Copy out the lines of the listing from the line with "- data-point: [233, 518, 247, 532]" to the line with "- y-tick-label: 7: [194, 50, 206, 75]", including both of those lines.

Supplied data
------------

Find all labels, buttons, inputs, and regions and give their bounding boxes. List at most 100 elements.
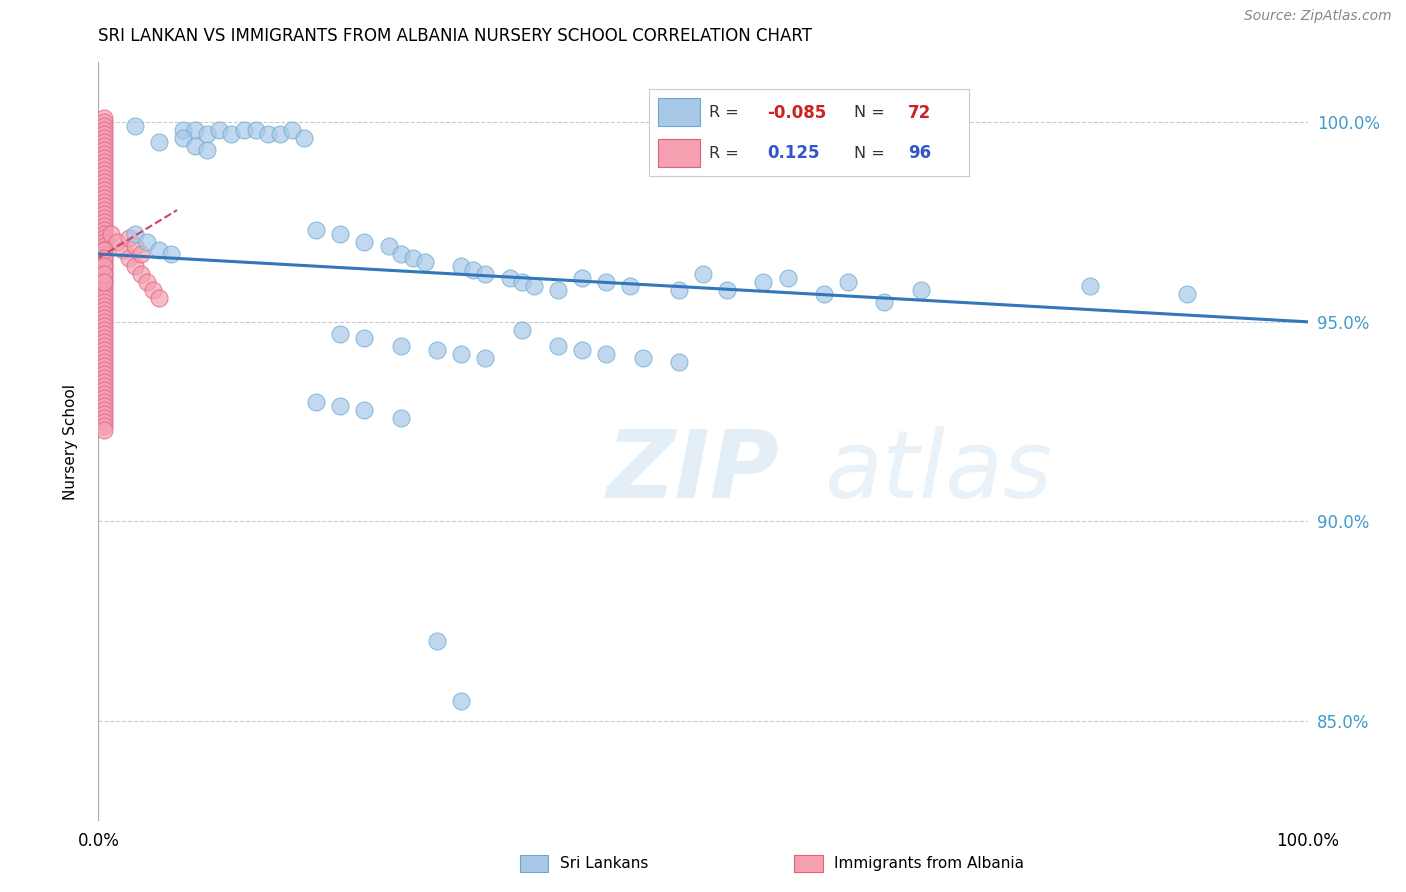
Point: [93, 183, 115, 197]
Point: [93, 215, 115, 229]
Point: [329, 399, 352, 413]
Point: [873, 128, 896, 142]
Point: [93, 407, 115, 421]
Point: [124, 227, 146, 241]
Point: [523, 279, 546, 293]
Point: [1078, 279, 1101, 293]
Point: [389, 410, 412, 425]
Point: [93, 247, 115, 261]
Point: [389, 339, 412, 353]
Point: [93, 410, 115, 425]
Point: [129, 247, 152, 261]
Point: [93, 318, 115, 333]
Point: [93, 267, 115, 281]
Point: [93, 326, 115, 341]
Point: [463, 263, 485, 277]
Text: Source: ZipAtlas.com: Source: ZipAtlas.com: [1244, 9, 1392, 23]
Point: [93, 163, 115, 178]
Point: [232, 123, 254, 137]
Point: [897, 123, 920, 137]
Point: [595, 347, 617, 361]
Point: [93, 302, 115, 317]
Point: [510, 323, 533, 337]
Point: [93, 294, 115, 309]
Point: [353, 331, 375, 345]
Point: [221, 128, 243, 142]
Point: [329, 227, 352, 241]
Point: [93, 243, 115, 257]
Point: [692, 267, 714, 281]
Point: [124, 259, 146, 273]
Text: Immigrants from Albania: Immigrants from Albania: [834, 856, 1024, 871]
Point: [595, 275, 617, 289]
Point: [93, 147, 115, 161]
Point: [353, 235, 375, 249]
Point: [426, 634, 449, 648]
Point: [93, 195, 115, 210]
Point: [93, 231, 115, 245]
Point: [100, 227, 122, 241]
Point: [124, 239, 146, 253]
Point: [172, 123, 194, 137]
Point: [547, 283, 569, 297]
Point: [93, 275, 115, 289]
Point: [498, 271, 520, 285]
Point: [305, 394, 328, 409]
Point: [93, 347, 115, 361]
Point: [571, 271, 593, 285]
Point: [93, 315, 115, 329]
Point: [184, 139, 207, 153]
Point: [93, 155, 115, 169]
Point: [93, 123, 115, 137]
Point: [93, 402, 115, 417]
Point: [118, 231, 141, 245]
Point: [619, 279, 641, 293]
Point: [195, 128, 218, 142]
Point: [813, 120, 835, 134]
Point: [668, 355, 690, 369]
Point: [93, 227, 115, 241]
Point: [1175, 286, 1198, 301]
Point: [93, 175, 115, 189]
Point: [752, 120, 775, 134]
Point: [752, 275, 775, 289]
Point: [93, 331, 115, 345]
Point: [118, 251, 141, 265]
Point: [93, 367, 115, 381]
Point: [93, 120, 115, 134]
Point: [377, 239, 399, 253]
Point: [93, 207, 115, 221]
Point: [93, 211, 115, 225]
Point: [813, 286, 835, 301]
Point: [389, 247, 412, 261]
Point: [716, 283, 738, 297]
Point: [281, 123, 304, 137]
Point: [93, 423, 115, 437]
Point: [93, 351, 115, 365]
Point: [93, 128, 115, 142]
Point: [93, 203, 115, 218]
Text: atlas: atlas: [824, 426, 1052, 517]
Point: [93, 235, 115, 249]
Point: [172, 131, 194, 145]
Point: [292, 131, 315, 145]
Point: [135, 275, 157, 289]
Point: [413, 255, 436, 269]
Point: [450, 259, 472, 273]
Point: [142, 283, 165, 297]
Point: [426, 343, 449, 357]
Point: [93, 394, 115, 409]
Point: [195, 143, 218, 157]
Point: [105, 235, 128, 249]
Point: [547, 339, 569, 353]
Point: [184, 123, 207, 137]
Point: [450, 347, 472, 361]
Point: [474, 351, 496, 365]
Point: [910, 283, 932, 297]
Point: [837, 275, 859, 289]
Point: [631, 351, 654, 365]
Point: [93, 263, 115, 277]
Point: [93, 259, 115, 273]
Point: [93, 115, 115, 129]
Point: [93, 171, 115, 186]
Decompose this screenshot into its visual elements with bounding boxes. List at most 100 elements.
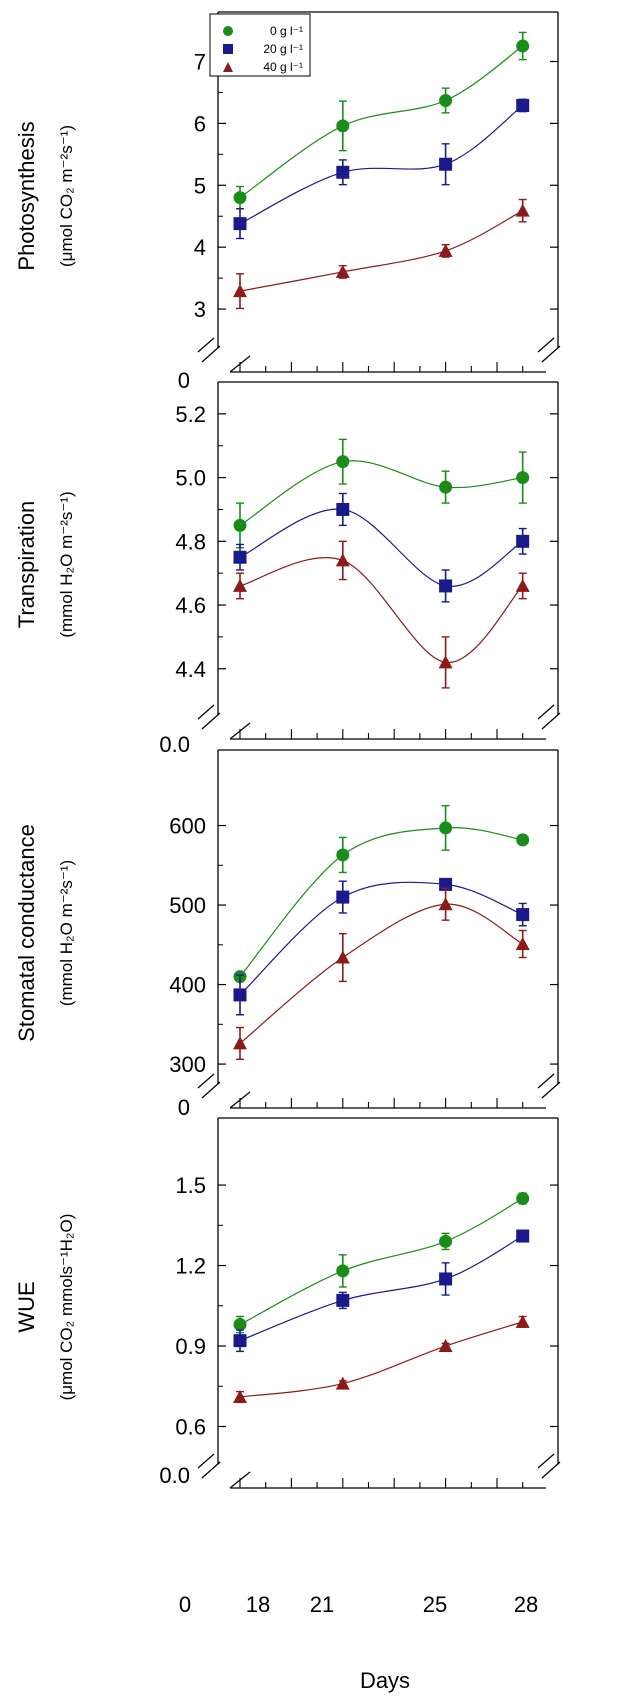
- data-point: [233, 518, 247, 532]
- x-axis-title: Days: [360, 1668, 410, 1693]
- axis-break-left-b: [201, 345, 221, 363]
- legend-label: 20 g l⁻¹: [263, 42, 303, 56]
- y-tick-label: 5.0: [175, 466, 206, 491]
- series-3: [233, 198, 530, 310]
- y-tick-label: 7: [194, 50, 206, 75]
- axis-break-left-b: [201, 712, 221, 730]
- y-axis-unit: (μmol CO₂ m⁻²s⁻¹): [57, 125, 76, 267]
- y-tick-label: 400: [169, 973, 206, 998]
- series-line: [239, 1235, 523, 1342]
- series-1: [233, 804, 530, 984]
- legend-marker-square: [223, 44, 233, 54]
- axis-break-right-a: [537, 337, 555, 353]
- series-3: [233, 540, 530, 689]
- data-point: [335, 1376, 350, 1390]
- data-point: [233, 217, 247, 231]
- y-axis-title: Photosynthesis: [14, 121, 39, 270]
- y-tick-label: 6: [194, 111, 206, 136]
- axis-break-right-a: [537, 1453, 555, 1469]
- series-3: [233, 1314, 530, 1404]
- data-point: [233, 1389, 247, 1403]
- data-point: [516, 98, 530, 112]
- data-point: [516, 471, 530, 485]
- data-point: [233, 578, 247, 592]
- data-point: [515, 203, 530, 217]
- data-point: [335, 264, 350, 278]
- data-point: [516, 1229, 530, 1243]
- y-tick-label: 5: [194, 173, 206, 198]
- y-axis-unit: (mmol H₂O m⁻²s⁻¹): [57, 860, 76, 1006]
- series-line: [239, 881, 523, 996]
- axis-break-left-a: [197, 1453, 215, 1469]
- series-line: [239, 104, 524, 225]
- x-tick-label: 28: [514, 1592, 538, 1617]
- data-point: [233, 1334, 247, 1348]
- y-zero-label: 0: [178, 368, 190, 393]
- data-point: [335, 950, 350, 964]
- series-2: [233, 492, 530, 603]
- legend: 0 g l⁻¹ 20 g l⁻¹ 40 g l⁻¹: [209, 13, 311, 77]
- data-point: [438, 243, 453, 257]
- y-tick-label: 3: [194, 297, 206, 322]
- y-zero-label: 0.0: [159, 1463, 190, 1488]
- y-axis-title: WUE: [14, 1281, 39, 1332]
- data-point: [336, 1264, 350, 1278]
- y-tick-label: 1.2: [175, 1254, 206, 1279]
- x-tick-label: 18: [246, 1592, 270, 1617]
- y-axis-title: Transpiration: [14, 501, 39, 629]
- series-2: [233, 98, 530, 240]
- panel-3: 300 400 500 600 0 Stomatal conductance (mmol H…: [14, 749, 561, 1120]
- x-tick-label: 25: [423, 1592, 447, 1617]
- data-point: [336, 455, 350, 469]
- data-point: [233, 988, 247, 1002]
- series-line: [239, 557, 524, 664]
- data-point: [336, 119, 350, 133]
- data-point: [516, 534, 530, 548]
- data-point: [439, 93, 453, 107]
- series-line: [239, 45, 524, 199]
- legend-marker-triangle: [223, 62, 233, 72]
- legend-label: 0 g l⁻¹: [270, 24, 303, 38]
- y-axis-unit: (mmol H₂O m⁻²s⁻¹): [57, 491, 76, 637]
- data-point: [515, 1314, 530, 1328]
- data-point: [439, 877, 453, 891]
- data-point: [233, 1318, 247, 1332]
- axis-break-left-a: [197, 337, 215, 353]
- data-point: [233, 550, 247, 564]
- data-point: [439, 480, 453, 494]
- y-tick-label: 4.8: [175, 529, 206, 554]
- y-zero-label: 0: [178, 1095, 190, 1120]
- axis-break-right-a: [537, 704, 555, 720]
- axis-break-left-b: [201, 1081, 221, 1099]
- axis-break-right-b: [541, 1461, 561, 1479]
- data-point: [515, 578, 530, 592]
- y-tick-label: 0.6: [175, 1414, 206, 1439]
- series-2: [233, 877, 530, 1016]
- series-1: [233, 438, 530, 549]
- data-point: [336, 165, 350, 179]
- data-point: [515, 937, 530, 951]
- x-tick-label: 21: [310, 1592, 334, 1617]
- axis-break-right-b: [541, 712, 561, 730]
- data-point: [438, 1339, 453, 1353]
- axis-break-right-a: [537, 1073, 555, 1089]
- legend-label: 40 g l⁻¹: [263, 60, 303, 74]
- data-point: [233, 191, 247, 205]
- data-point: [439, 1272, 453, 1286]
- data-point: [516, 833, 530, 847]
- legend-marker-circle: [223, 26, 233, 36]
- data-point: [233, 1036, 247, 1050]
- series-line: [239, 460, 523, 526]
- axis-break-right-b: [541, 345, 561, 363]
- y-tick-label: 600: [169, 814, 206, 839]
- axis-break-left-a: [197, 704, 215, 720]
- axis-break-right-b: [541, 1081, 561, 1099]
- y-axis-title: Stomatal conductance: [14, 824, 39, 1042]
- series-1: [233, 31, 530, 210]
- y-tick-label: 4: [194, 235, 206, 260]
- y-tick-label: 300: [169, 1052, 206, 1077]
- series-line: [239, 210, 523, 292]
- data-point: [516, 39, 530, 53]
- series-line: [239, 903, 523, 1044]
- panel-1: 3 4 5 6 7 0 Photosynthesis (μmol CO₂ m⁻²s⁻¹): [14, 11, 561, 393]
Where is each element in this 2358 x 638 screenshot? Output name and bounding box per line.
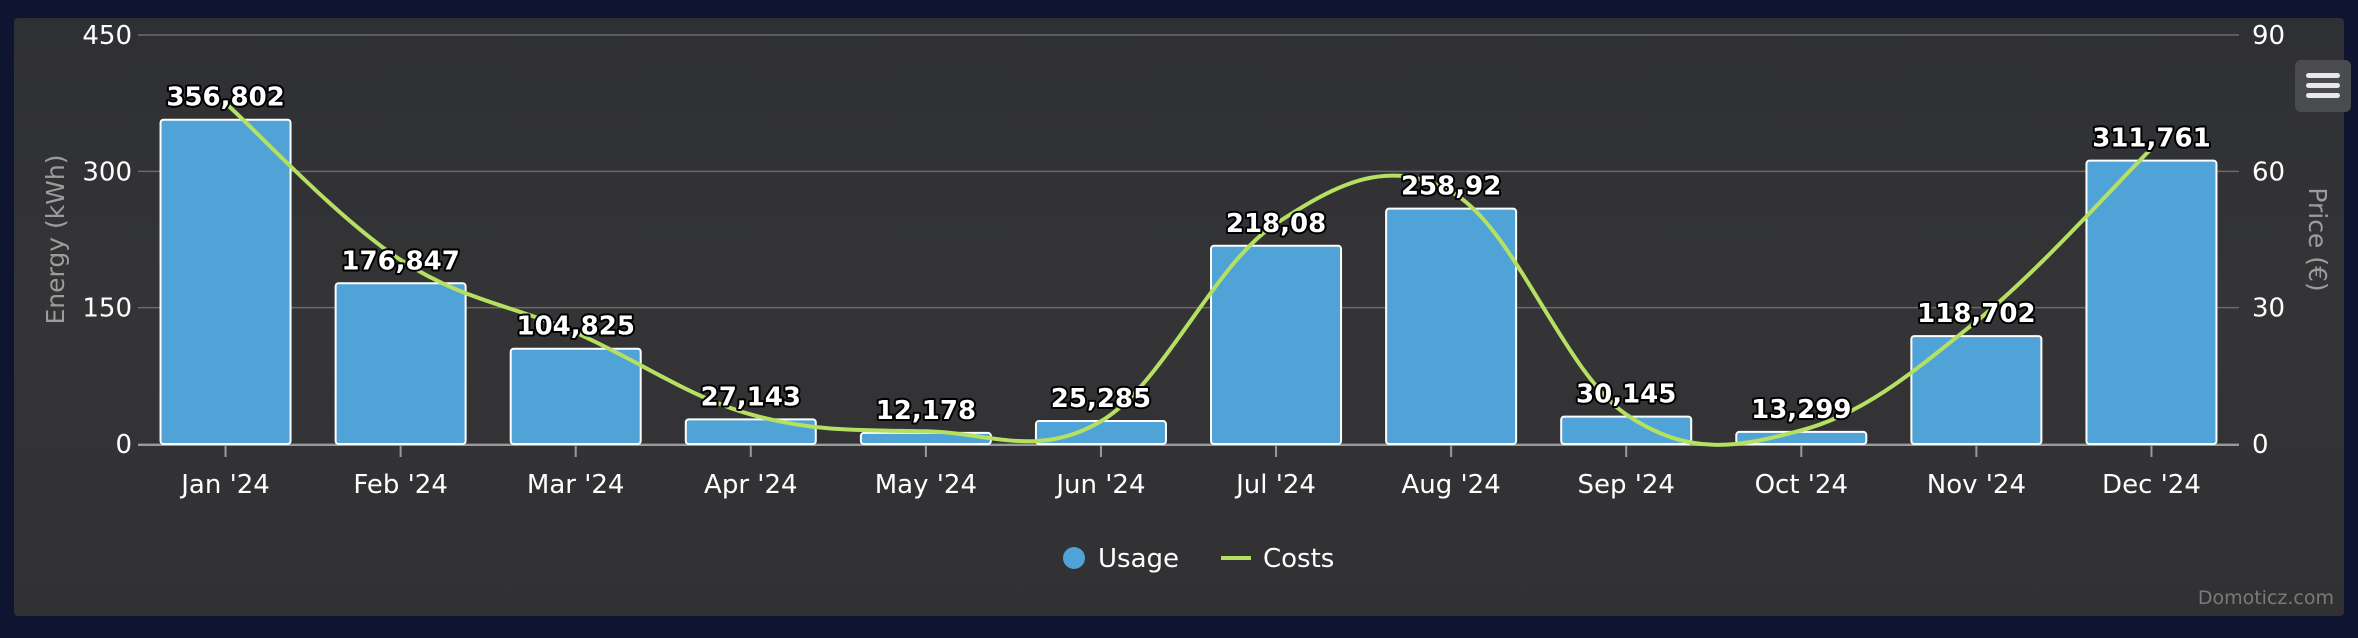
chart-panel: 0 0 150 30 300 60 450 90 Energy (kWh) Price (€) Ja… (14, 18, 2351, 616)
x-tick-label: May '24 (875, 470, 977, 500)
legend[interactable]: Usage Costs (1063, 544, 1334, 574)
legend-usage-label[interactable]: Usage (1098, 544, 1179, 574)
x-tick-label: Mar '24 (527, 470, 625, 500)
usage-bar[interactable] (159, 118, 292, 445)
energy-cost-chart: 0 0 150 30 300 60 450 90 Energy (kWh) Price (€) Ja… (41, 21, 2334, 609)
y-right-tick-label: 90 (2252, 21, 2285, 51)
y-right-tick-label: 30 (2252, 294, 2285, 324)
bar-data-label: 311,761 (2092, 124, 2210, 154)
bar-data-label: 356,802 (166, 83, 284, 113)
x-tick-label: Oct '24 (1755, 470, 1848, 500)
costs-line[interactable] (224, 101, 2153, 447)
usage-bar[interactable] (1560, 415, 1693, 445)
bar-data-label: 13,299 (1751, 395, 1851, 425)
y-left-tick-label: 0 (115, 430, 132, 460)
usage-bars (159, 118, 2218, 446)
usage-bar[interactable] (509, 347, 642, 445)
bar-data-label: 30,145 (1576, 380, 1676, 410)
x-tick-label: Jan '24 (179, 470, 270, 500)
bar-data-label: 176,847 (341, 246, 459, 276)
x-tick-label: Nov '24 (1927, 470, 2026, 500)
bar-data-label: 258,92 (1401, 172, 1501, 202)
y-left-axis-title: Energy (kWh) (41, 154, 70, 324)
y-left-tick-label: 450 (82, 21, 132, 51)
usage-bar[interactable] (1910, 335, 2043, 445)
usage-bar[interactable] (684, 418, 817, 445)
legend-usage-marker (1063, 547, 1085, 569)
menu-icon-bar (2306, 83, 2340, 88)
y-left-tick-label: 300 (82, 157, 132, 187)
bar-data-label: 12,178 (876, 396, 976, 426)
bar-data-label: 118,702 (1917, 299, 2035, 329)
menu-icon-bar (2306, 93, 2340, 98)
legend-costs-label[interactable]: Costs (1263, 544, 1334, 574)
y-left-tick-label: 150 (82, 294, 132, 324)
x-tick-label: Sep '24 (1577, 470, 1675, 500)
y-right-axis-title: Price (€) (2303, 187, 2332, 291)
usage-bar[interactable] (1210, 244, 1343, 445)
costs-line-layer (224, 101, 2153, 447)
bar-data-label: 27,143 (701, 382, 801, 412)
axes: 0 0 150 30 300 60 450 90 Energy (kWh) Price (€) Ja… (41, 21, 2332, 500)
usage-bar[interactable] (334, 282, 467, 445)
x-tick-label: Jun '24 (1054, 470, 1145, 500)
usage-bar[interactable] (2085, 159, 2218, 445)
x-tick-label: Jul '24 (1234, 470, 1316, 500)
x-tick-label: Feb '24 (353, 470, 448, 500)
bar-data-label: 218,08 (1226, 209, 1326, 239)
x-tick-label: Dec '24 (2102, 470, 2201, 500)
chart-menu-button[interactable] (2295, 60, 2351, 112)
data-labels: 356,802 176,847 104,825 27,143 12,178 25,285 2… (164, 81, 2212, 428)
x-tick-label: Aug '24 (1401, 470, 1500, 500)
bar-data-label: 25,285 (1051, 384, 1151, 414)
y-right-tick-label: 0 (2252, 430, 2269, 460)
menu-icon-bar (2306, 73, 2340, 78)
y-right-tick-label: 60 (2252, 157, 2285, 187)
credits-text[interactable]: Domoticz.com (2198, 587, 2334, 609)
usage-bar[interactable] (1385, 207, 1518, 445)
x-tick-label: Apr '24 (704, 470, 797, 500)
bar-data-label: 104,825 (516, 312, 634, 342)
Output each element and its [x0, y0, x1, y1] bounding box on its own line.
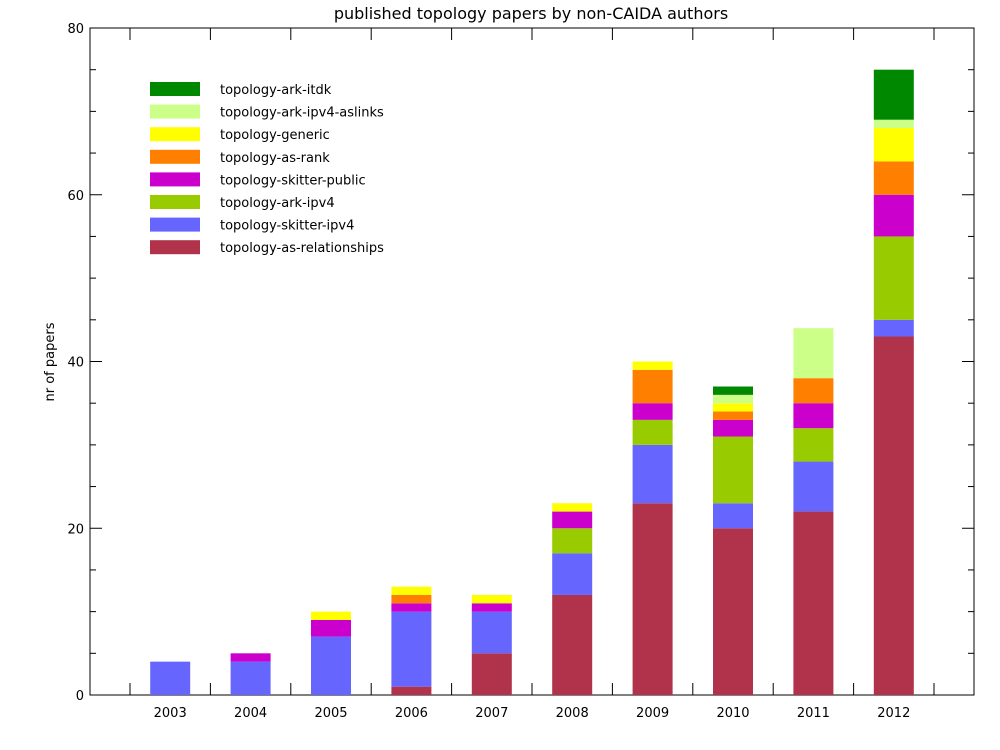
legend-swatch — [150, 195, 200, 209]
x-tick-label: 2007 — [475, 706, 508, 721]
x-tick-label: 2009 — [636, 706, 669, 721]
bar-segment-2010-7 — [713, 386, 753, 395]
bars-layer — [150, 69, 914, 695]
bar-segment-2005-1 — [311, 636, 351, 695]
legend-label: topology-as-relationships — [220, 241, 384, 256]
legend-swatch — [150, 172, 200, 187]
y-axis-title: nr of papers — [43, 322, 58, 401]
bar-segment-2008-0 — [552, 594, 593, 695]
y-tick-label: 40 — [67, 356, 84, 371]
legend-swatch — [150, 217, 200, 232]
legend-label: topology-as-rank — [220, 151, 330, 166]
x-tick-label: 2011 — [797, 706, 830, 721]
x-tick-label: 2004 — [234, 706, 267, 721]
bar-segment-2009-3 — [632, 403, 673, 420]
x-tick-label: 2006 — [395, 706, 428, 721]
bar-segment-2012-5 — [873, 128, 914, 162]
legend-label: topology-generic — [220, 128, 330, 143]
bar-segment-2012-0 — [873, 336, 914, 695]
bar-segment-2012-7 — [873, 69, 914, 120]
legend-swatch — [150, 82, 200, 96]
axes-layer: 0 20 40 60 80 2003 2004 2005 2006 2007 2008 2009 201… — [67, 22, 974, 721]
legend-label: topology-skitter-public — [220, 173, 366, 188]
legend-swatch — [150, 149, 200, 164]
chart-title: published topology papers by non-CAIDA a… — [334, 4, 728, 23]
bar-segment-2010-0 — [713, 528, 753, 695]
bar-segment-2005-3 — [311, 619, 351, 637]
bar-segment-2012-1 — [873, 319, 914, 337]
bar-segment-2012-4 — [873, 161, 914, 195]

------------

Reply to the task
- data-point: [233, 518, 247, 532]
- x-axis-title: Days: [360, 1668, 410, 1693]
- axis-break-left-b: [201, 345, 221, 363]
- legend-label: 20 g l⁻¹: [263, 42, 303, 56]
- y-tick-label: 5.0: [175, 466, 206, 491]
- series-3: [233, 198, 530, 310]
- y-tick-label: 7: [194, 50, 206, 75]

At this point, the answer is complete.